◆ **Exercise aim**
A faithful transcription of all the data is required.

Figure data in JSON
- - - - - - -
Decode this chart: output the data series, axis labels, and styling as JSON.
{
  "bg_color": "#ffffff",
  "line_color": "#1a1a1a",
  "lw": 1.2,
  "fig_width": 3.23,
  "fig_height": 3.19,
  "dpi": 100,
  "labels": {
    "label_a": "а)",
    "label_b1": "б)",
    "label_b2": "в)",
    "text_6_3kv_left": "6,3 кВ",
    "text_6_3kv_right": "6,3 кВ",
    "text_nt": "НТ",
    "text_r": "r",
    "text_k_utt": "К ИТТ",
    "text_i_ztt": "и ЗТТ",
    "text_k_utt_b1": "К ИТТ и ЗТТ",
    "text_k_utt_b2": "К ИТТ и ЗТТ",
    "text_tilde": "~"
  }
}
- - - - - - -
◆ **Solution to the problem**
Decode this chart: output the data series, axis labels, and styling as JSON.
{
  "bg_color": "#ffffff",
  "line_color": "#1a1a1a",
  "lw": 1.2,
  "fig_width": 3.23,
  "fig_height": 3.19,
  "dpi": 100,
  "labels": {
    "label_a": "а)",
    "label_b1": "б)",
    "label_b2": "в)",
    "text_6_3kv_left": "6,3 кВ",
    "text_6_3kv_right": "6,3 кВ",
    "text_nt": "НТ",
    "text_r": "r",
    "text_k_utt": "К ИТТ",
    "text_i_ztt": "и ЗТТ",
    "text_k_utt_b1": "К ИТТ и ЗТТ",
    "text_k_utt_b2": "К ИТТ и ЗТТ",
    "text_tilde": "~"
  }
}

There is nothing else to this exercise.